Work instructions — Take every line from the listing below that contains "while".
=======
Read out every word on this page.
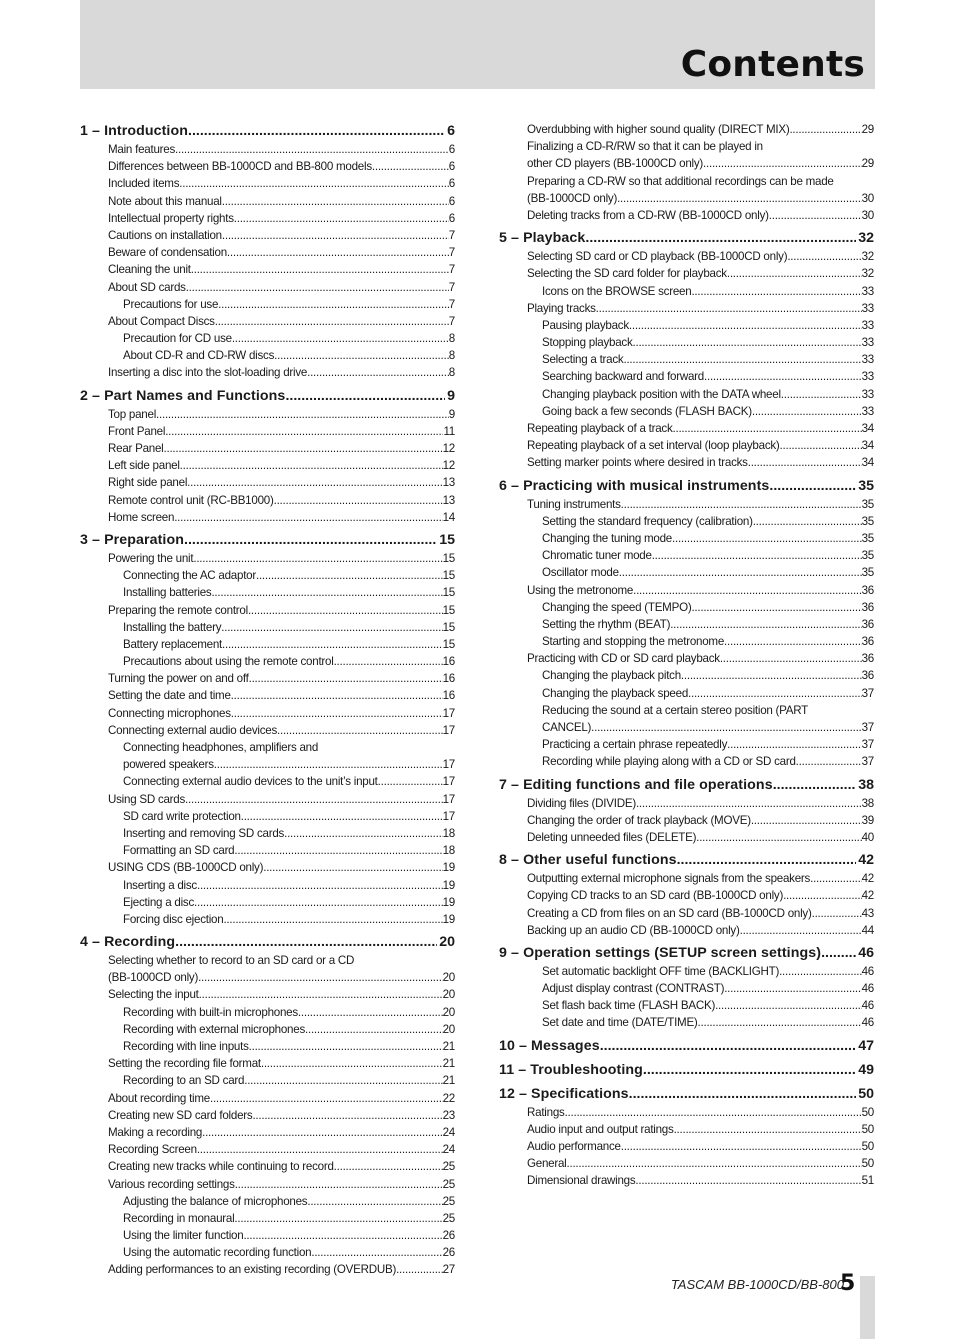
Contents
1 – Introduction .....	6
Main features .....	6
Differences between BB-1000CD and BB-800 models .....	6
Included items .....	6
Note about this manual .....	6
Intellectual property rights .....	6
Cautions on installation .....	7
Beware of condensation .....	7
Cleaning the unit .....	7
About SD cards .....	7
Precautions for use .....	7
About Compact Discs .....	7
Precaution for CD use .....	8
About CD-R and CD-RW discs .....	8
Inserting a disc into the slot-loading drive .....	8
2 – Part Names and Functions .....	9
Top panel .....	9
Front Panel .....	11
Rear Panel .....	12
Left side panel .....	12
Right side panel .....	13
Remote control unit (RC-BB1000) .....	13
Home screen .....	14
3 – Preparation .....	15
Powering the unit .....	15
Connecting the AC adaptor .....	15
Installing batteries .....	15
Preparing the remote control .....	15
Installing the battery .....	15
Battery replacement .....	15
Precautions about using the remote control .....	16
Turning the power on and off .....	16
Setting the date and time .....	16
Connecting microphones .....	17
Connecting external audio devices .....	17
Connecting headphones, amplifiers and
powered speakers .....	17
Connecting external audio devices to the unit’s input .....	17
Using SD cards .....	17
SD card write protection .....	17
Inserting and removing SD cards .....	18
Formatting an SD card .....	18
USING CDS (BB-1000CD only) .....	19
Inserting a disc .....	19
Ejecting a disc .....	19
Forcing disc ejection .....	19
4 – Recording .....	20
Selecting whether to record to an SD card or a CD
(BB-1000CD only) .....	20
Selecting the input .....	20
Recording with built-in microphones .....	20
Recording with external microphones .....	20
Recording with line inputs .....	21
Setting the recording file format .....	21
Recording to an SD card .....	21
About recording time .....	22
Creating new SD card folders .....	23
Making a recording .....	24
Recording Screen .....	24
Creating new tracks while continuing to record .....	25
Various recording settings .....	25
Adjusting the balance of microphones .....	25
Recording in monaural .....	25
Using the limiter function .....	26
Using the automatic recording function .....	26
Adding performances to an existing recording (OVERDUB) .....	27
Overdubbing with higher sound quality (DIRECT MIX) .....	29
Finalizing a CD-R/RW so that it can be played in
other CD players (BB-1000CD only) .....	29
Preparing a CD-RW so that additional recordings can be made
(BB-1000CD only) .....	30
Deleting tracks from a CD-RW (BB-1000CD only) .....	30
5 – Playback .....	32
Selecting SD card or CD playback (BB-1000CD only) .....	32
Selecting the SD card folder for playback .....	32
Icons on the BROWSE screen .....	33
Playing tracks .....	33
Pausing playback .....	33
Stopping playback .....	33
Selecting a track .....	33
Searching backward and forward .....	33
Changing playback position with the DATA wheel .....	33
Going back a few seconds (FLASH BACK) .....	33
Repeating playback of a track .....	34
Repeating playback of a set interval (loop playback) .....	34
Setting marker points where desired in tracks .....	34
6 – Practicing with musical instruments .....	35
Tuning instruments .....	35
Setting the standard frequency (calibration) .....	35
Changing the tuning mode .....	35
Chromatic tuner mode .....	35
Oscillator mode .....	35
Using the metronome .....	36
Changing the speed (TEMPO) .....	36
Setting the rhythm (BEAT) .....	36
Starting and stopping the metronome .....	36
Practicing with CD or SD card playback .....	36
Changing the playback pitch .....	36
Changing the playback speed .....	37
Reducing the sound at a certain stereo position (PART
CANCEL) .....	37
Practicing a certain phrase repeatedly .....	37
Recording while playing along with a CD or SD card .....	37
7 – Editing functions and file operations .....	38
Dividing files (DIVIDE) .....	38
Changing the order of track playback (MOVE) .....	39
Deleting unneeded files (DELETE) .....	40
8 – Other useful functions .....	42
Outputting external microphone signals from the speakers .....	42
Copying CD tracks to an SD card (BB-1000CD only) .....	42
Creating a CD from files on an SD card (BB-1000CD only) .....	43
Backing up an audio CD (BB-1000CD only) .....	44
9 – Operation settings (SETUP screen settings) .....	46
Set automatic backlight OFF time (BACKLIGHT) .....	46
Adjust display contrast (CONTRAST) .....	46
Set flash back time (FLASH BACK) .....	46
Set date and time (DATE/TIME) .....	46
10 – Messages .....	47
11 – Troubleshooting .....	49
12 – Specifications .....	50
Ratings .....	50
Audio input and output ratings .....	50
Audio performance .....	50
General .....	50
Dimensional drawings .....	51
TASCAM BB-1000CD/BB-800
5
=======
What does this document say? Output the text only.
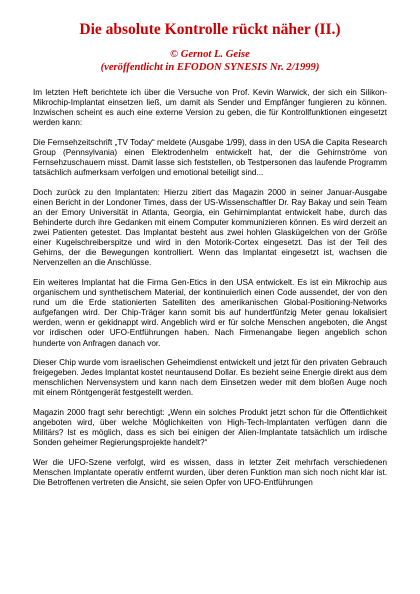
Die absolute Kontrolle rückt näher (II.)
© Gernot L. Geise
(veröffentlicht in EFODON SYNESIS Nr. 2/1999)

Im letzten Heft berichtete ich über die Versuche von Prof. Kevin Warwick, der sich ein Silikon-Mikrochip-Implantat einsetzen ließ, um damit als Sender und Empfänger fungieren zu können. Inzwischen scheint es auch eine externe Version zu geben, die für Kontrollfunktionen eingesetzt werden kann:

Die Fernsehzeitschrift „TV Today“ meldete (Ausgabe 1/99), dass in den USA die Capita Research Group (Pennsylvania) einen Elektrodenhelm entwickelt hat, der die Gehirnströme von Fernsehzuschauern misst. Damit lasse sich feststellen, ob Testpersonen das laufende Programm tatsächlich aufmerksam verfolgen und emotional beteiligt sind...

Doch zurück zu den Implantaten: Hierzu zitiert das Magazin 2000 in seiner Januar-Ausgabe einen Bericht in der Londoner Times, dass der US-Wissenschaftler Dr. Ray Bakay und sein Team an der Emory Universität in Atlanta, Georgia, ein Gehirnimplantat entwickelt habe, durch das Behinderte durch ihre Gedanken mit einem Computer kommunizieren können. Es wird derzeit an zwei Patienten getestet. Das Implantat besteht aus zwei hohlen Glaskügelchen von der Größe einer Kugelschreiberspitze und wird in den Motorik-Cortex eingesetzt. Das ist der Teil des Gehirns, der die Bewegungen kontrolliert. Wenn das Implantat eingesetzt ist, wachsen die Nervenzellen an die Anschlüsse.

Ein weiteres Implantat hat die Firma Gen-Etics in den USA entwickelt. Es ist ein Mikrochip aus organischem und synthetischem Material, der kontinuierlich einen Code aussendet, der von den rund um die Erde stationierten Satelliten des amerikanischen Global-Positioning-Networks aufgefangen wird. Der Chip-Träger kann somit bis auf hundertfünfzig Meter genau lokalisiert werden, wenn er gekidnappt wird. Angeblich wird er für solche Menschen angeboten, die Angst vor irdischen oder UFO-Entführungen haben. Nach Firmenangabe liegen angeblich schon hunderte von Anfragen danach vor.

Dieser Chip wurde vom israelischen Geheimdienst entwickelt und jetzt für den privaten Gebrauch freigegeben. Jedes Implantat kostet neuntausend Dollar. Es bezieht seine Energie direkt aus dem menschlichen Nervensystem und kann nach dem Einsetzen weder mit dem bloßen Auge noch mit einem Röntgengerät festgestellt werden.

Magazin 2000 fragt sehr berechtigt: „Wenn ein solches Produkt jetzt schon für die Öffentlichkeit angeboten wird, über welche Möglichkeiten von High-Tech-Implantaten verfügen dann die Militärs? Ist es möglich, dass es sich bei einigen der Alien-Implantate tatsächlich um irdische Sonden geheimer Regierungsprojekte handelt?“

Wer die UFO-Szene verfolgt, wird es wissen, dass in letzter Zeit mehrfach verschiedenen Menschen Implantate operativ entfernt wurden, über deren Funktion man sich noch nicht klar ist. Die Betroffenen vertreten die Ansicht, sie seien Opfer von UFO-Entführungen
=======
Solution to the exercise —
Creating new tracks while continuing to record .....	25
Recording while playing along with a CD or SD card .....	37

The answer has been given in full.